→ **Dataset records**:
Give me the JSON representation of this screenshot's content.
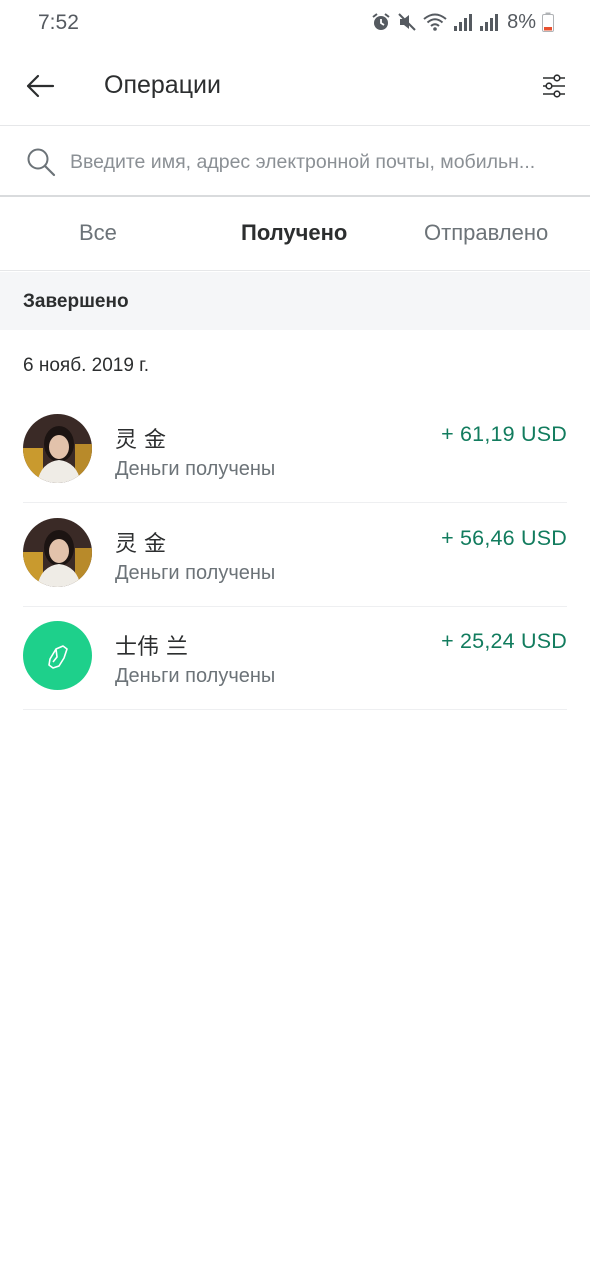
{
  "status_bar": {
    "time": "7:52",
    "battery": "8%",
    "icons": [
      "alarm-icon",
      "mute-icon",
      "wifi-icon",
      "signal-icon",
      "signal-icon",
      "battery-low-icon"
    ],
    "battery_color": "#e8502f"
  },
  "header": {
    "title": "Операции",
    "back_icon": "arrow-left-icon",
    "filter_icon": "sliders-icon"
  },
  "search": {
    "placeholder": "Введите имя, адрес электронной почты, мобильн..."
  },
  "tabs": [
    {
      "label": "Все",
      "active": false
    },
    {
      "label": "Получено",
      "active": true
    },
    {
      "label": "Отправлено",
      "active": false
    }
  ],
  "section": {
    "title": "Завершено",
    "date": "6 нояб. 2019 г."
  },
  "transactions": [
    {
      "name": "灵 金",
      "status": "Деньги получены",
      "amount": "+ 61,19 USD",
      "avatar": "photo"
    },
    {
      "name": "灵 金",
      "status": "Деньги получены",
      "amount": "+ 56,46 USD",
      "avatar": "photo"
    },
    {
      "name": "士伟 兰",
      "status": "Деньги получены",
      "amount": "+ 25,24 USD",
      "avatar": "brand-icon"
    }
  ],
  "colors": {
    "amount_positive": "#127c5e",
    "avatar_green": "#1ed08b",
    "section_bg": "#f5f6f8"
  }
}
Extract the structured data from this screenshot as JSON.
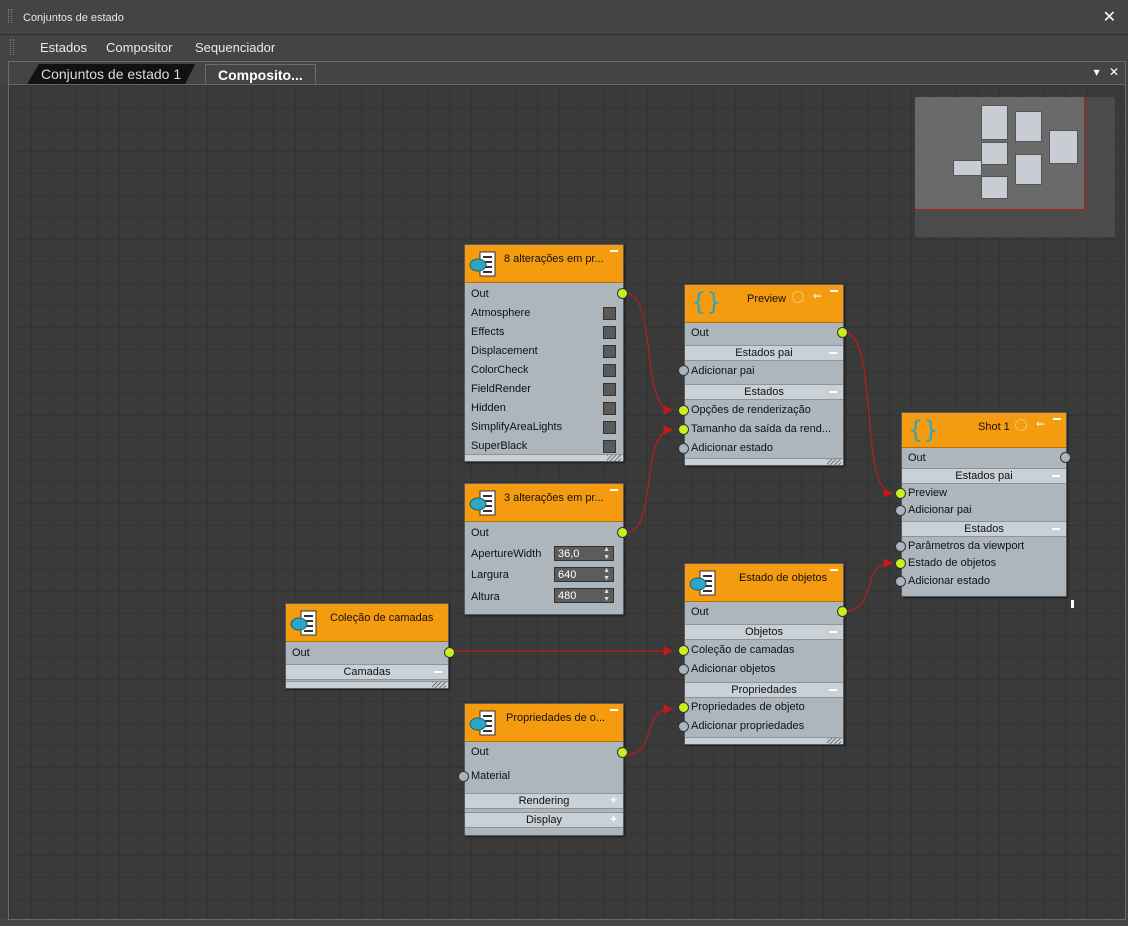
{
  "window": {
    "title": "Conjuntos de estado",
    "close_glyph": "✕"
  },
  "menu": [
    "Estados",
    "Compositor",
    "Sequenciador"
  ],
  "tabs": [
    "Conjuntos de estado 1",
    "Composito..."
  ],
  "tab_tools": {
    "dropdown_glyph": "▾",
    "close_glyph": "✕"
  },
  "nodes": {
    "render_changes": {
      "title": "8 alterações em pr...",
      "out": "Out",
      "options": [
        "Atmosphere",
        "Effects",
        "Displacement",
        "ColorCheck",
        "FieldRender",
        "Hidden",
        "SimplifyAreaLights",
        "SuperBlack"
      ]
    },
    "camera_changes": {
      "title": "3 alterações em pr...",
      "out": "Out",
      "params": [
        {
          "label": "ApertureWidth",
          "value": "36,0"
        },
        {
          "label": "Largura",
          "value": "640"
        },
        {
          "label": "Altura",
          "value": "480"
        }
      ]
    },
    "preview": {
      "title": "Preview",
      "out": "Out",
      "section_parents": "Estados pai",
      "add_parent": "Adicionar pai",
      "section_states": "Estados",
      "inputs": [
        "Opções de renderização",
        "Tamanho da saída da rend..."
      ],
      "add_state": "Adicionar estado"
    },
    "shot1": {
      "title": "Shot 1",
      "out": "Out",
      "section_parents": "Estados pai",
      "parent_inputs": [
        "Preview"
      ],
      "add_parent": "Adicionar pai",
      "section_states": "Estados",
      "state_inputs": [
        "Parâmetros da viewport",
        "Estado de objetos"
      ],
      "add_state": "Adicionar estado"
    },
    "layer_collection": {
      "title": "Coleção de camadas",
      "out": "Out",
      "section": "Camadas"
    },
    "object_state": {
      "title": "Estado de objetos",
      "out": "Out",
      "section_objects": "Objetos",
      "objects_inputs": [
        "Coleção de camadas"
      ],
      "add_objects": "Adicionar objetos",
      "section_props": "Propriedades",
      "props_inputs": [
        "Propriedades de objeto"
      ],
      "add_props": "Adicionar propriedades"
    },
    "object_props": {
      "title": "Propriedades de o...",
      "out": "Out",
      "material": "Material",
      "sections": [
        "Rendering",
        "Display"
      ]
    }
  },
  "colors": {
    "node_header": "#f59b0f",
    "node_body": "#adb5bd",
    "port_connected": "#c9f01c",
    "port_empty": "#aab4be",
    "wire": "#c01a1a",
    "canvas": "#3a3a3a"
  },
  "icons": {
    "state_set_icon": "clipboard-list-icon",
    "container_icon": "braces-icon"
  }
}
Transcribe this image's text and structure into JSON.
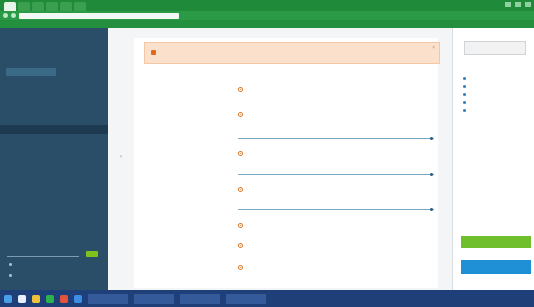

→ **AIM OF THE EXERCISE**:
Pull out every line of the entries that includes the word "title".

→ **PROBLEM SOLUTION**:
    "title": "Операции",
    "title": "Завершено",
    "title": "Conjuntos de estado",
      "title": "8 alterações em pr...",
      "title": "3 alterações em pr...",
      "title": "Preview",
      "title": "Shot 1",
      "title": "Coleção de camadas",
      "title": "Estado de objetos",
      "title": "Propriedades de o...",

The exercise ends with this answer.